### Task inputs

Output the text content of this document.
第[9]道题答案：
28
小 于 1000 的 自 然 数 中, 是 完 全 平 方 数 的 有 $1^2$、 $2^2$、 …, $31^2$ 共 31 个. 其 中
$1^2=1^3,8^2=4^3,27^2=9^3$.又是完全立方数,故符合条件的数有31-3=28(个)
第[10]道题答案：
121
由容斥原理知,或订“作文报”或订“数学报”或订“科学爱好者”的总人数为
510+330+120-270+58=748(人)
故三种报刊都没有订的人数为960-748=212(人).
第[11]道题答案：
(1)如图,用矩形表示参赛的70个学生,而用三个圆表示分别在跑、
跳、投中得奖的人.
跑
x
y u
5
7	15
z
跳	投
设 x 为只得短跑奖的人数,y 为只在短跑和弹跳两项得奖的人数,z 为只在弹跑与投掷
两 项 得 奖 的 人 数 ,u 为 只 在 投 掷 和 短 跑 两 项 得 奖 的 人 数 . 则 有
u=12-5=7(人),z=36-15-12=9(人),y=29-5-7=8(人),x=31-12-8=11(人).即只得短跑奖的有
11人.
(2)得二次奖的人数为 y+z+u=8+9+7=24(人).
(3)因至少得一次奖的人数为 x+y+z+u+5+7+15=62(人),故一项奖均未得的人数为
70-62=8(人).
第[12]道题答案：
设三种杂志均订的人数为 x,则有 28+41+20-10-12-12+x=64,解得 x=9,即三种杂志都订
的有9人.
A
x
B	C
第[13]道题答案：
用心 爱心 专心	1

### Short task
Copy the data above in full, character for character.

### Output for this exercise
Output the text content of this document.
第[9]道题答案：
28
小 于 1000 的 自 然 数 中, 是 完 全 平 方 数 的 有 $1^2$、 $2^2$、 …, $31^2$ 共 31 个. 其 中
$1^2=1^3,8^2=4^3,27^2=9^3$.又是完全立方数,故符合条件的数有31-3=28(个)
第[10]道题答案：
121
由容斥原理知,或订“作文报”或订“数学报”或订“科学爱好者”的总人数为
510+330+120-270+58=748(人)
故三种报刊都没有订的人数为960-748=212(人).
第[11]道题答案：
(1)如图,用矩形表示参赛的70个学生,而用三个圆表示分别在跑、
跳、投中得奖的人.
跑
x
y u
5
7	15
z
跳	投
设 x 为只得短跑奖的人数,y 为只在短跑和弹跳两项得奖的人数,z 为只在弹跑与投掷
两 项 得 奖 的 人 数 ,u 为 只 在 投 掷 和 短 跑 两 项 得 奖 的 人 数 . 则 有
u=12-5=7(人),z=36-15-12=9(人),y=29-5-7=8(人),x=31-12-8=11(人).即只得短跑奖的有
11人.
(2)得二次奖的人数为 y+z+u=8+9+7=24(人).
(3)因至少得一次奖的人数为 x+y+z+u+5+7+15=62(人),故一项奖均未得的人数为
70-62=8(人).
第[12]道题答案：
设三种杂志均订的人数为 x,则有 28+41+20-10-12-12+x=64,解得 x=9,即三种杂志都订
的有9人.
A
x
B	C
第[13]道题答案：
用心 爱心 专心	1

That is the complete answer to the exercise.